> [What is needed]
Your job is to retype all of the data word for word, leaving every image out.
+ + + + + + +
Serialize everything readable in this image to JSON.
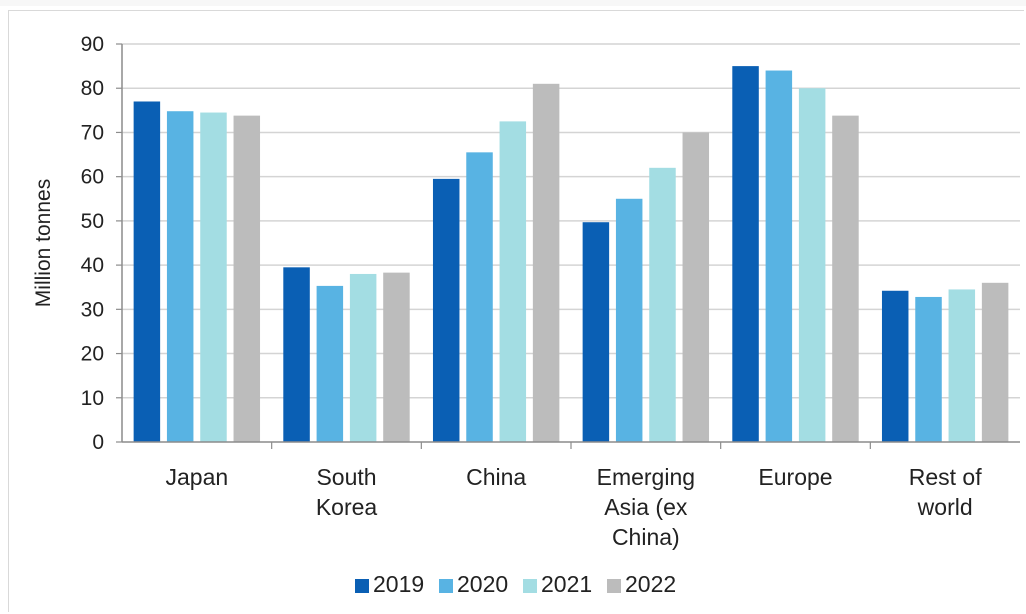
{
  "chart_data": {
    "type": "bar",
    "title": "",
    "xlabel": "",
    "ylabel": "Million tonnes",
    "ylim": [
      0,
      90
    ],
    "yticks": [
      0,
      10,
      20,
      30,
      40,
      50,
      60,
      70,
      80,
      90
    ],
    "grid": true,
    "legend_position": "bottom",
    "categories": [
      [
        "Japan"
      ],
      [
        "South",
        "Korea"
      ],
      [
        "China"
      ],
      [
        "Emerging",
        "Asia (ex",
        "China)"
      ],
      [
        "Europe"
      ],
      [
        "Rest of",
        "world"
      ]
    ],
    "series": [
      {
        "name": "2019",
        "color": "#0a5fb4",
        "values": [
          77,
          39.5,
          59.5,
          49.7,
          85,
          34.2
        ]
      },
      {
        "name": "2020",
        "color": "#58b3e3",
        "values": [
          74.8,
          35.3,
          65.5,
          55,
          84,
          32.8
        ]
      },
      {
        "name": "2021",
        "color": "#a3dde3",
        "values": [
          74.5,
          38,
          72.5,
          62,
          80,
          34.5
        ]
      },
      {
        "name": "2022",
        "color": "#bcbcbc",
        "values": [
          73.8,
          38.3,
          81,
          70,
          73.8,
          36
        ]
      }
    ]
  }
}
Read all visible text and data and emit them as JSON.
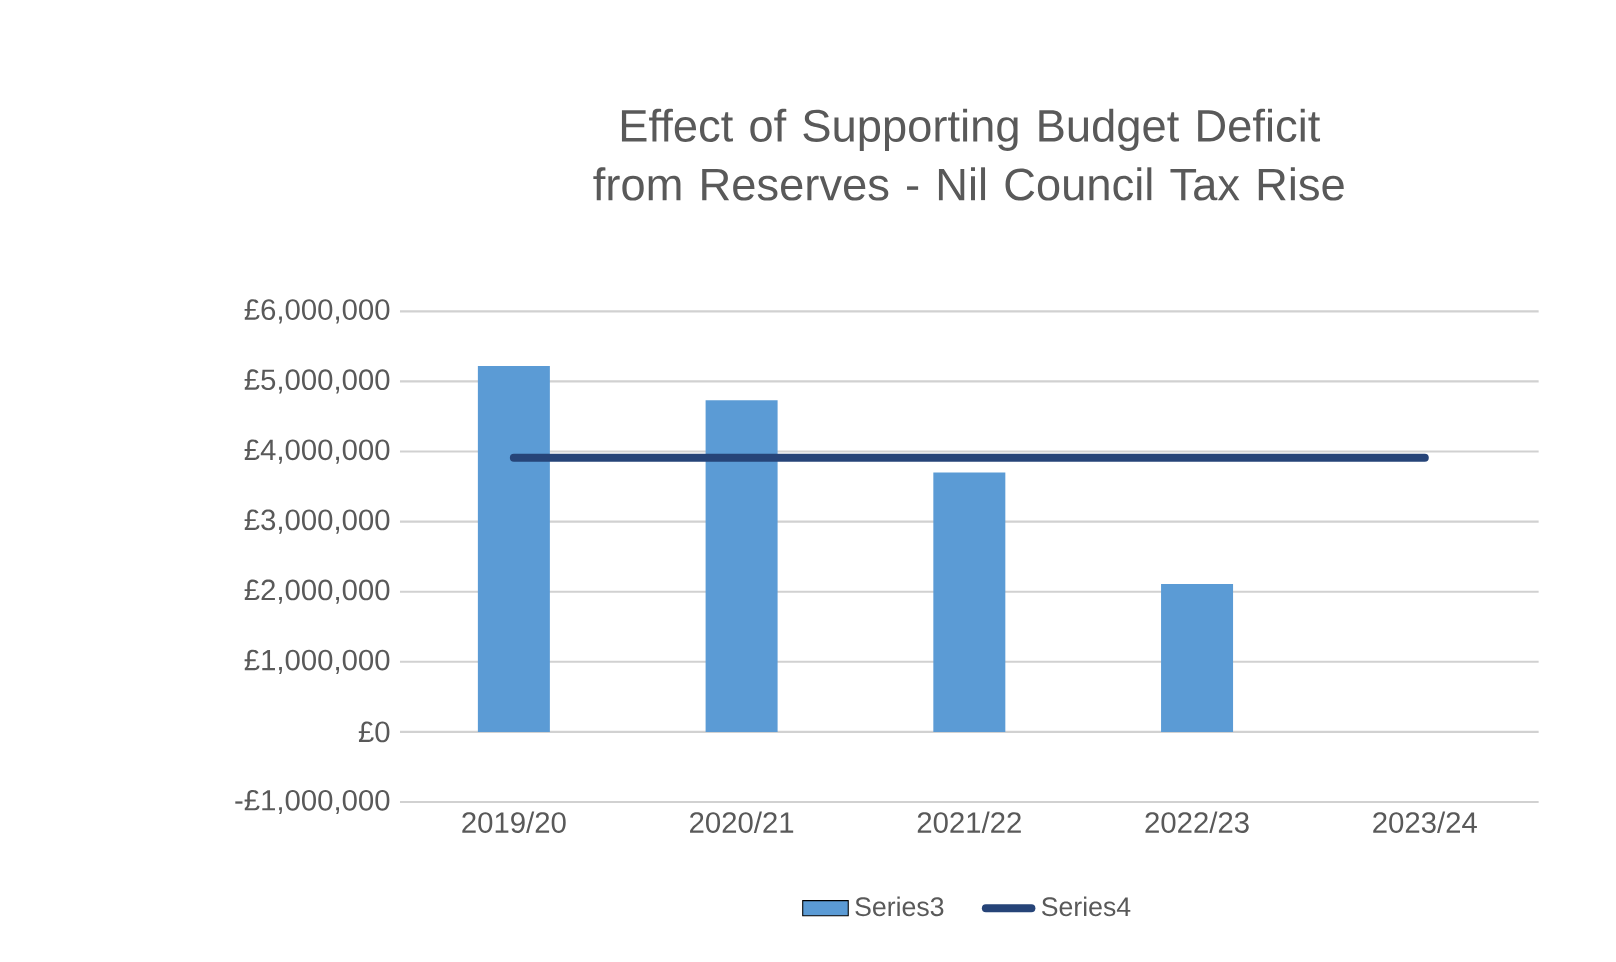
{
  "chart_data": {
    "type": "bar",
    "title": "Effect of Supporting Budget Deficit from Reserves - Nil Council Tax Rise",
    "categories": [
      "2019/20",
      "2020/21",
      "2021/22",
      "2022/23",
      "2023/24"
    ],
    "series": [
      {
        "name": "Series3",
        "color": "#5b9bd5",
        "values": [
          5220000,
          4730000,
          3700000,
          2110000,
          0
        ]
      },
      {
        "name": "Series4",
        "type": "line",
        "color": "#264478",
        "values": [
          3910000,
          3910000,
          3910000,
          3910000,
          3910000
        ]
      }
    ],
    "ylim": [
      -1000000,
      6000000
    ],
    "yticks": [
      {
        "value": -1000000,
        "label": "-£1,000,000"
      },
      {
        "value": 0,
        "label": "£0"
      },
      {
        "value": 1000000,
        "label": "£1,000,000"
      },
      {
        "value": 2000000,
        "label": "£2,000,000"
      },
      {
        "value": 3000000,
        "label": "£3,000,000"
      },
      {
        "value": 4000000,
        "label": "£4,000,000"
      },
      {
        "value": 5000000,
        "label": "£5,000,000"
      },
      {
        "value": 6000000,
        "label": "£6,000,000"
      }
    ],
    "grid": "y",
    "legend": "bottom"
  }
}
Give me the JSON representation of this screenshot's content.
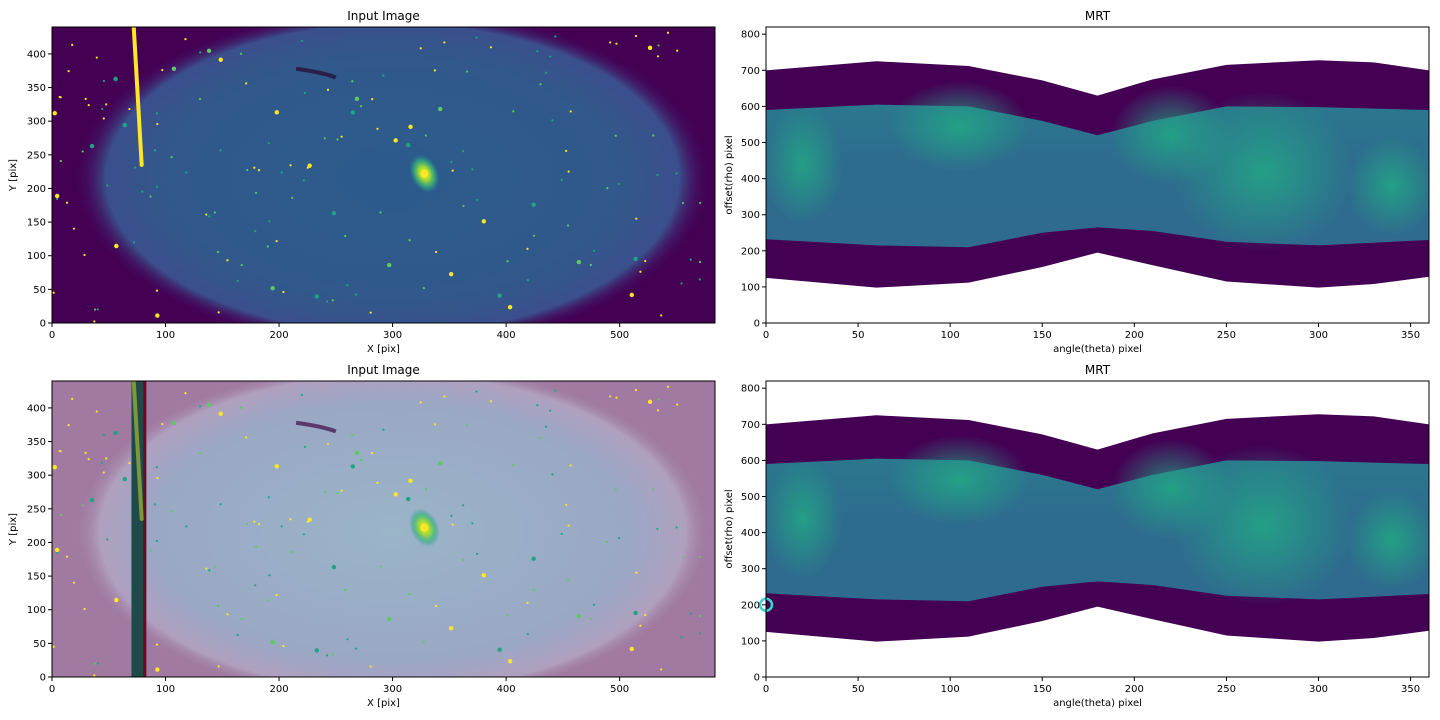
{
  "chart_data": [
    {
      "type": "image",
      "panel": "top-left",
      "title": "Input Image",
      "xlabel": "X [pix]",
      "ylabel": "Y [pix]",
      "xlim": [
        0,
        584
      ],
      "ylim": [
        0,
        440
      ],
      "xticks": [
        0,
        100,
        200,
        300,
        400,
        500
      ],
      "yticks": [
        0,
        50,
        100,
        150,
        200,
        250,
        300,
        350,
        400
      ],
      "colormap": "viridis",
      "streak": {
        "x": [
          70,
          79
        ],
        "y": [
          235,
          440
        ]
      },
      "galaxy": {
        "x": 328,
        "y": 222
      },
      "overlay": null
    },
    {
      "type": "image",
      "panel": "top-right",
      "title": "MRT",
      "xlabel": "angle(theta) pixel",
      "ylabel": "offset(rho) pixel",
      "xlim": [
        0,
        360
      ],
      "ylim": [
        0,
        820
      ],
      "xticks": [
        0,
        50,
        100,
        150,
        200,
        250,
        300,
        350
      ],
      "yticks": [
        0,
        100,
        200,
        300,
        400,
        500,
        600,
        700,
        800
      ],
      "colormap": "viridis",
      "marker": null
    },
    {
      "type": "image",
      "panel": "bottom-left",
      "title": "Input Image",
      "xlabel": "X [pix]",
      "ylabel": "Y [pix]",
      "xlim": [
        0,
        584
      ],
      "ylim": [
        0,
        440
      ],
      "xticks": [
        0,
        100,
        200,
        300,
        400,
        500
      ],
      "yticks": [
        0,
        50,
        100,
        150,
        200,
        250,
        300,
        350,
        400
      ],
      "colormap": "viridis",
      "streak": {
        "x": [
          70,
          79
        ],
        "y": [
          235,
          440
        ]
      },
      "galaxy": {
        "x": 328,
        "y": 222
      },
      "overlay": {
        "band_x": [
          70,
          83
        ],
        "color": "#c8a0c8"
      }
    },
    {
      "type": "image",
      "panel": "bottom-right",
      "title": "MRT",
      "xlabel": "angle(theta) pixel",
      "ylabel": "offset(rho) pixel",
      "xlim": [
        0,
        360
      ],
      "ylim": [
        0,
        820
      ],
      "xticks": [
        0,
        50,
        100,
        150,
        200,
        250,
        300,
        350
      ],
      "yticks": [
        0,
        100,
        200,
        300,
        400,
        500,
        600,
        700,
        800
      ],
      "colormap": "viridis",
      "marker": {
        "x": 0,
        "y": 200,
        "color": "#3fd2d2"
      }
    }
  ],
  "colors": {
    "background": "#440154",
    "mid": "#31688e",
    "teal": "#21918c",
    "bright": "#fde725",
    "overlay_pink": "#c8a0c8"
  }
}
+ + + + + + +
> [Exercise output]
Serialize everything readable in this image to JSON.
{
  "chart_data": {
    "type": "bar",
    "title": "",
    "xlabel": "",
    "ylabel": "Million tonnes",
    "ylim": [
      0,
      90
    ],
    "yticks": [
      0,
      10,
      20,
      30,
      40,
      50,
      60,
      70,
      80,
      90
    ],
    "grid": true,
    "legend_position": "bottom",
    "categories": [
      [
        "Japan"
      ],
      [
        "South",
        "Korea"
      ],
      [
        "China"
      ],
      [
        "Emerging",
        "Asia (ex",
        "China)"
      ],
      [
        "Europe"
      ],
      [
        "Rest of",
        "world"
      ]
    ],
    "series": [
      {
        "name": "2019",
        "color": "#0a5fb4",
        "values": [
          77,
          39.5,
          59.5,
          49.7,
          85,
          34.2
        ]
      },
      {
        "name": "2020",
        "color": "#58b3e3",
        "values": [
          74.8,
          35.3,
          65.5,
          55,
          84,
          32.8
        ]
      },
      {
        "name": "2021",
        "color": "#a3dde3",
        "values": [
          74.5,
          38,
          72.5,
          62,
          80,
          34.5
        ]
      },
      {
        "name": "2022",
        "color": "#bcbcbc",
        "values": [
          73.8,
          38.3,
          81,
          70,
          73.8,
          36
        ]
      }
    ]
  }
}
Read all visible text and data and emit them as JSON.
{
  "chart_data": {
    "type": "bar",
    "title": "Effect of Supporting Budget Deficit from Reserves - Nil Council Tax Rise",
    "categories": [
      "2019/20",
      "2020/21",
      "2021/22",
      "2022/23",
      "2023/24"
    ],
    "series": [
      {
        "name": "Series3",
        "color": "#5b9bd5",
        "values": [
          5220000,
          4730000,
          3700000,
          2110000,
          0
        ]
      },
      {
        "name": "Series4",
        "type": "line",
        "color": "#264478",
        "values": [
          3910000,
          3910000,
          3910000,
          3910000,
          3910000
        ]
      }
    ],
    "ylim": [
      -1000000,
      6000000
    ],
    "yticks": [
      {
        "value": -1000000,
        "label": "-£1,000,000"
      },
      {
        "value": 0,
        "label": "£0"
      },
      {
        "value": 1000000,
        "label": "£1,000,000"
      },
      {
        "value": 2000000,
        "label": "£2,000,000"
      },
      {
        "value": 3000000,
        "label": "£3,000,000"
      },
      {
        "value": 4000000,
        "label": "£4,000,000"
      },
      {
        "value": 5000000,
        "label": "£5,000,000"
      },
      {
        "value": 6000000,
        "label": "£6,000,000"
      }
    ],
    "grid": "y",
    "legend": "bottom"
  }
}
Give me the JSON representation of this screenshot's content.
{
  "chart_data": [
    {
      "type": "image",
      "panel": "top-left",
      "title": "Input Image",
      "xlabel": "X [pix]",
      "ylabel": "Y [pix]",
      "xlim": [
        0,
        584
      ],
      "ylim": [
        0,
        440
      ],
      "xticks": [
        0,
        100,
        200,
        300,
        400,
        500
      ],
      "yticks": [
        0,
        50,
        100,
        150,
        200,
        250,
        300,
        350,
        400
      ],
      "colormap": "viridis",
      "streak": {
        "x": [
          70,
          79
        ],
        "y": [
          235,
          440
        ]
      },
      "galaxy": {
        "x": 328,
        "y": 222
      },
      "overlay": null
    },
    {
      "type": "image",
      "panel": "top-right",
      "title": "MRT",
      "xlabel": "angle(theta) pixel",
      "ylabel": "offset(rho) pixel",
      "xlim": [
        0,
        360
      ],
      "ylim": [
        0,
        820
      ],
      "xticks": [
        0,
        50,
        100,
        150,
        200,
        250,
        300,
        350
      ],
      "yticks": [
        0,
        100,
        200,
        300,
        400,
        500,
        600,
        700,
        800
      ],
      "colormap": "viridis",
      "marker": null
    },
    {
      "type": "image",
      "panel": "bottom-left",
      "title": "Input Image",
      "xlabel": "X [pix]",
      "ylabel": "Y [pix]",
      "xlim": [
        0,
        584
      ],
      "ylim": [
        0,
        440
      ],
      "xticks": [
        0,
        100,
        200,
        300,
        400,
        500
      ],
      "yticks": [
        0,
        50,
        100,
        150,
        200,
        250,
        300,
        350,
        400
      ],
      "colormap": "viridis",
      "streak": {
        "x": [
          70,
          79
        ],
        "y": [
          235,
          440
        ]
      },
      "galaxy": {
        "x": 328,
        "y": 222
      },
      "overlay": {
        "band_x": [
          70,
          83
        ],
        "color": "#c8a0c8"
      }
    },
    {
      "type": "image",
      "panel": "bottom-right",
      "title": "MRT",
      "xlabel": "angle(theta) pixel",
      "ylabel": "offset(rho) pixel",
      "xlim": [
        0,
        360
      ],
      "ylim": [
        0,
        820
      ],
      "xticks": [
        0,
        50,
        100,
        150,
        200,
        250,
        300,
        350
      ],
      "yticks": [
        0,
        100,
        200,
        300,
        400,
        500,
        600,
        700,
        800
      ],
      "colormap": "viridis",
      "marker": {
        "x": 0,
        "y": 200,
        "color": "#3fd2d2"
      }
    }
  ],
  "colors": {
    "background": "#440154",
    "mid": "#31688e",
    "teal": "#21918c",
    "bright": "#fde725",
    "overlay_pink": "#c8a0c8"
  }
}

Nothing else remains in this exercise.